(Aim) Copy each line of the data below with the word "this".

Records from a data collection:
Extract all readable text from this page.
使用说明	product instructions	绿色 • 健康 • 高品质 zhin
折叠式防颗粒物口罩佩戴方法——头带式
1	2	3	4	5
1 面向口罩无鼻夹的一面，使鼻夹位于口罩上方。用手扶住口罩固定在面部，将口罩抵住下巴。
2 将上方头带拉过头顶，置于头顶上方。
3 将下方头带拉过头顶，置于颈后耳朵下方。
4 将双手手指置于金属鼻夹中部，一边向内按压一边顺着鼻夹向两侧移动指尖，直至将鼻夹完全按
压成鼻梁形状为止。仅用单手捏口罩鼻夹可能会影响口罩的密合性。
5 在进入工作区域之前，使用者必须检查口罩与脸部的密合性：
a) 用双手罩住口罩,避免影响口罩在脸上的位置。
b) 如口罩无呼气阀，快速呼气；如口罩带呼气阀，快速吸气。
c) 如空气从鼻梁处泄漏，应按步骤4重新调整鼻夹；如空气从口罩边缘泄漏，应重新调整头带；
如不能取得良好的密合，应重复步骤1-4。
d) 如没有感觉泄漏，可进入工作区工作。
---
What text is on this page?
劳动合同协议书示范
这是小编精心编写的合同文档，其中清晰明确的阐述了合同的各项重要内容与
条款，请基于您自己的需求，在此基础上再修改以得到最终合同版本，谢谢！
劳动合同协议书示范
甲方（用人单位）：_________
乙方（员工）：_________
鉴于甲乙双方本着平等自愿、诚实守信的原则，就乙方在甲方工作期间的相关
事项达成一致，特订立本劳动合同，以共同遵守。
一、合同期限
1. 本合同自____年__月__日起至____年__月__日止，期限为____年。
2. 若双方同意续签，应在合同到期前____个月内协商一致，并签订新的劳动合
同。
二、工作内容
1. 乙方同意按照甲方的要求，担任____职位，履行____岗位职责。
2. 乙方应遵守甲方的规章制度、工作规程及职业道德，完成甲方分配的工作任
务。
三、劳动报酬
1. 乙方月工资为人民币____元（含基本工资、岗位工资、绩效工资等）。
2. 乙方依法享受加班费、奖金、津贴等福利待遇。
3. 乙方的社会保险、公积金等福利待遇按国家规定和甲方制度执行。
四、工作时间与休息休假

(Reply to the exercise)
Extract all readable text from this page.
What text is on this page?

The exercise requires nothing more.